Exercise data -
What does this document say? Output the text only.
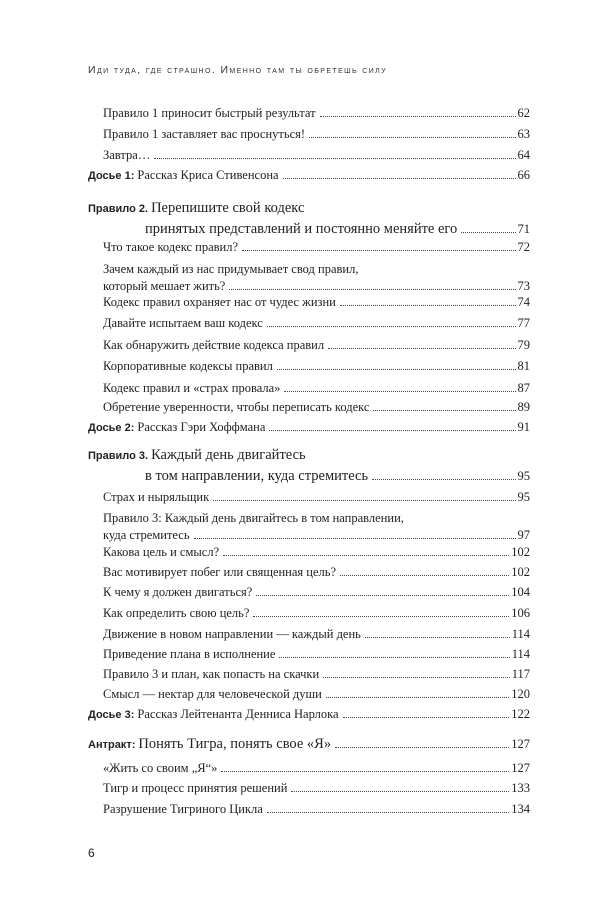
Иди туда, где страшно. Именно там ты обретешь силу
Правило 1 приносит быстрый результат	62
Правило 1 заставляет вас проснуться!	63
Завтра…	64
Досье 1: Рассказ Криса Стивенсона	66
Правило 2. Перепишите свой кодекс
принятых представлений и постоянно меняйте его	71
Что такое кодекс правил?	72
Зачем каждый из нас придумывает свод правил,
который мешает жить?	73
Кодекс правил охраняет нас от чудес жизни	74
Давайте испытаем ваш кодекс	77
Как обнаружить действие кодекса правил	79
Корпоративные кодексы правил	81
Кодекс правил и «страх провала»	87
Обретение уверенности, чтобы переписать кодекс	89
Досье 2: Рассказ Гэри Хоффмана	91
Правило 3. Каждый день двигайтесь
в том направлении, куда стремитесь	95
Страх и ныряльщик	95
Правило 3: Каждый день двигайтесь в том направлении,
куда стремитесь	97
Какова цель и смысл?	102
Вас мотивирует побег или священная цель?	102
К чему я должен двигаться?	104
Как определить свою цель?	106
Движение в новом направлении — каждый день	114
Приведение плана в исполнение	114
Правило 3 и план, как попасть на скачки	117
Смысл — нектар для человеческой души	120
Досье 3: Рассказ Лейтенанта Денниса Нарлока	122
Антракт: Понять Тигра, понять свое «Я»	127
«Жить со своим „Я“»	127
Тигр и процесс принятия решений	133
Разрушение Тигриного Цикла	134
6
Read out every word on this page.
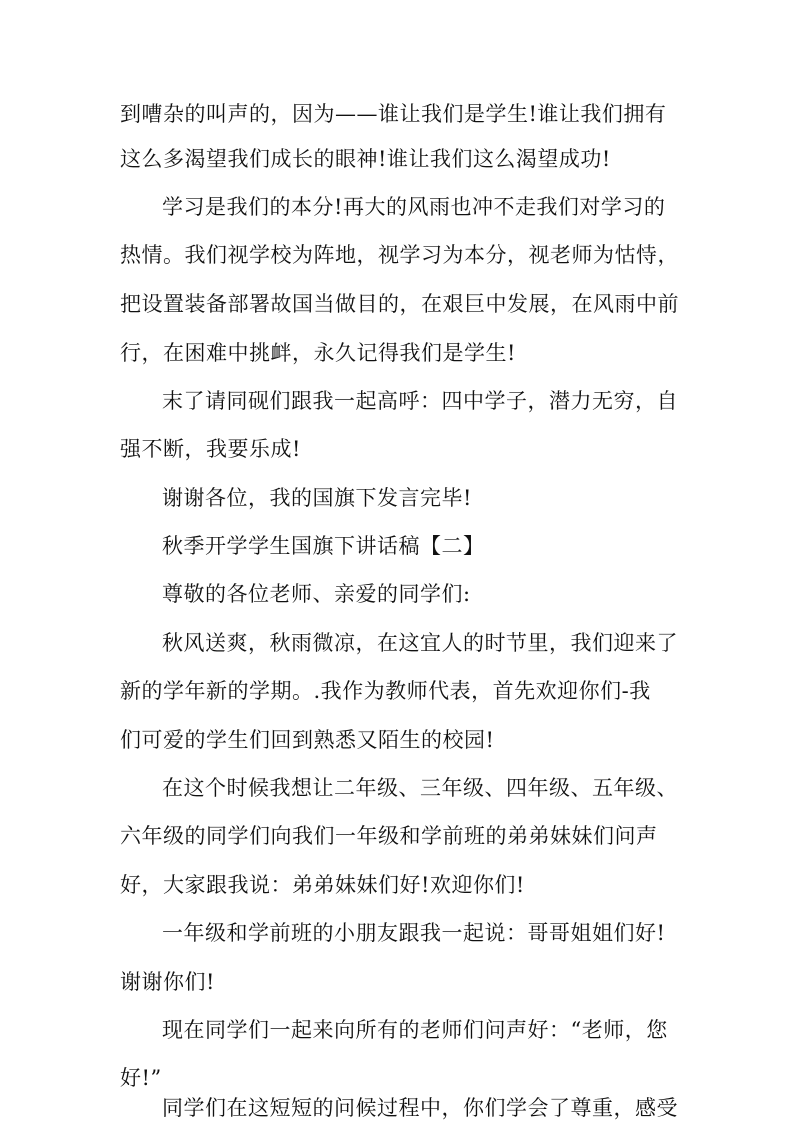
到嘈杂的叫声的，因为——谁让我们是学生!谁让我们拥有
这么多渴望我们成长的眼神!谁让我们这么渴望成功!
学习是我们的本分!再大的风雨也冲不走我们对学习的
热情。我们视学校为阵地，视学习为本分，视老师为怙恃，
把设置装备部署故国当做目的，在艰巨中发展，在风雨中前
行，在困难中挑衅，永久记得我们是学生!
末了请同砚们跟我一起高呼：四中学子，潜力无穷，自
强不断，我要乐成!
谢谢各位，我的国旗下发言完毕!
秋季开学学生国旗下讲话稿【二】
尊敬的各位老师、亲爱的同学们:
秋风送爽，秋雨微凉，在这宜人的时节里，我们迎来了
新的学年新的学期。.我作为教师代表，首先欢迎你们-我
们可爱的学生们回到熟悉又陌生的校园!
在这个时候我想让二年级、三年级、四年级、五年级、
六年级的同学们向我们一年级和学前班的弟弟妹妹们问声
好，大家跟我说：弟弟妹妹们好!欢迎你们!
一年级和学前班的小朋友跟我一起说：哥哥姐姐们好!
谢谢你们!
现在同学们一起来向所有的老师们问声好：“老师，您
好!”
同学们在这短短的问候过程中，你们学会了尊重，感受
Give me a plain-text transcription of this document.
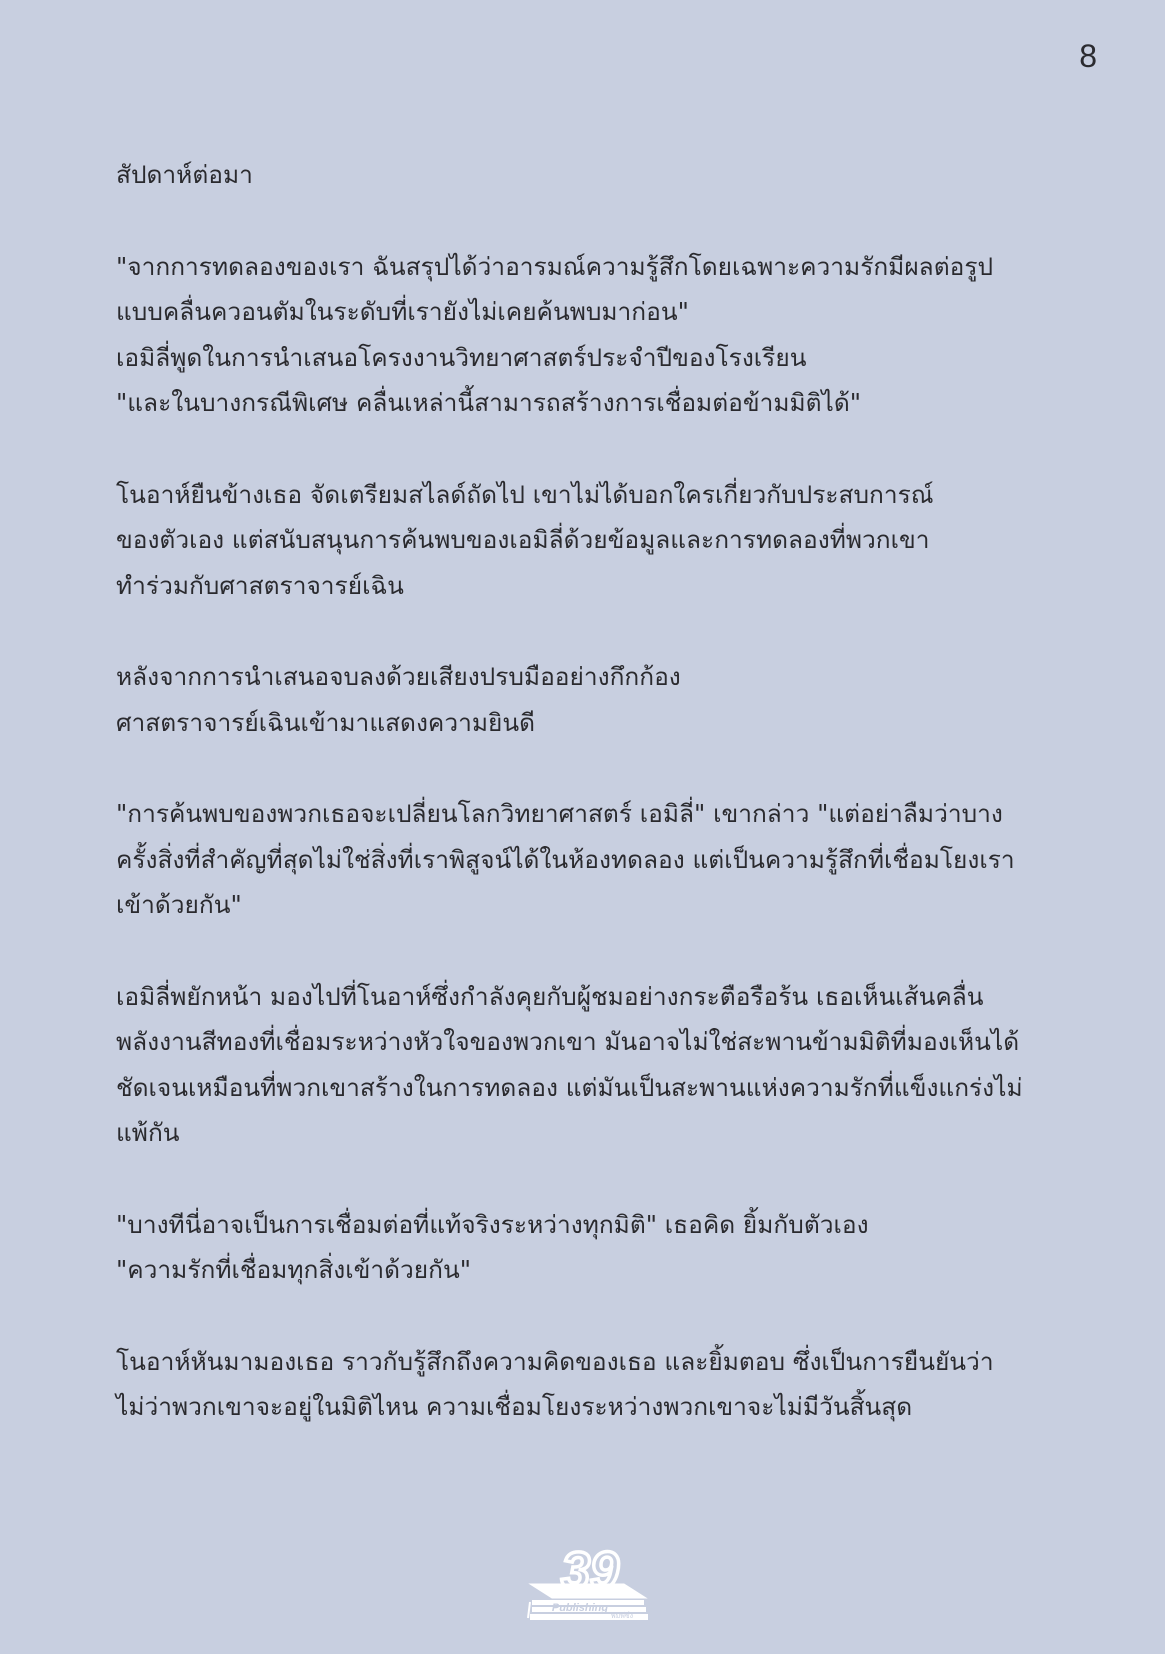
8
สัปดาห์ต่อมา
"จากการทดลองของเรา ฉันสรุปได้ว่าอารมณ์ความรู้สึกโดยเฉพาะความรักมีผลต่อรูป
แบบคลื่นควอนตัมในระดับที่เรายังไม่เคยค้นพบมาก่อน"
เอมิลี่พูดในการนำเสนอโครงงานวิทยาศาสตร์ประจำปีของโรงเรียน
"และในบางกรณีพิเศษ คลื่นเหล่านี้สามารถสร้างการเชื่อมต่อข้ามมิติได้"
โนอาห์ยืนข้างเธอ จัดเตรียมสไลด์ถัดไป เขาไม่ได้บอกใครเกี่ยวกับประสบการณ์
ของตัวเอง แต่สนับสนุนการค้นพบของเอมิลี่ด้วยข้อมูลและการทดลองที่พวกเขา
ทำร่วมกับศาสตราจารย์เฉิน
หลังจากการนำเสนอจบลงด้วยเสียงปรบมืออย่างกึกก้อง
ศาสตราจารย์เฉินเข้ามาแสดงความยินดี
"การค้นพบของพวกเธอจะเปลี่ยนโลกวิทยาศาสตร์ เอมิลี่" เขากล่าว "แต่อย่าลืมว่าบาง
ครั้งสิ่งที่สำคัญที่สุดไม่ใช่สิ่งที่เราพิสูจน์ได้ในห้องทดลอง แต่เป็นความรู้สึกที่เชื่อมโยงเรา
เข้าด้วยกัน"
เอมิลี่พยักหน้า มองไปที่โนอาห์ซึ่งกำลังคุยกับผู้ชมอย่างกระตือรือร้น เธอเห็นเส้นคลื่น
พลังงานสีทองที่เชื่อมระหว่างหัวใจของพวกเขา มันอาจไม่ใช่สะพานข้ามมิติที่มองเห็นได้
ชัดเจนเหมือนที่พวกเขาสร้างในการทดลอง แต่มันเป็นสะพานแห่งความรักที่แข็งแกร่งไม่
แพ้กัน
"บางทีนี่อาจเป็นการเชื่อมต่อที่แท้จริงระหว่างทุกมิติ" เธอคิด ยิ้มกับตัวเอง
"ความรักที่เชื่อมทุกสิ่งเข้าด้วยกัน"
โนอาห์หันมามองเธอ ราวกับรู้สึกถึงความคิดของเธอ และยิ้มตอบ ซึ่งเป็นการยืนยันว่า
ไม่ว่าพวกเขาจะอยู่ในมิติไหน ความเชื่อมโยงระหว่างพวกเขาจะไม่มีวันสิ้นสุด
39
Publishing
พิมพ์ซึ่ง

Given exercise - Every line in the data that holds "Рассказ" should be copied out.

Result for this exercise -
Досье 1: Рассказ Криса Стивенсона	66
Досье 2: Рассказ Гэри Хоффмана	91
Досье 3: Рассказ Лейтенанта Денниса Нарлока	122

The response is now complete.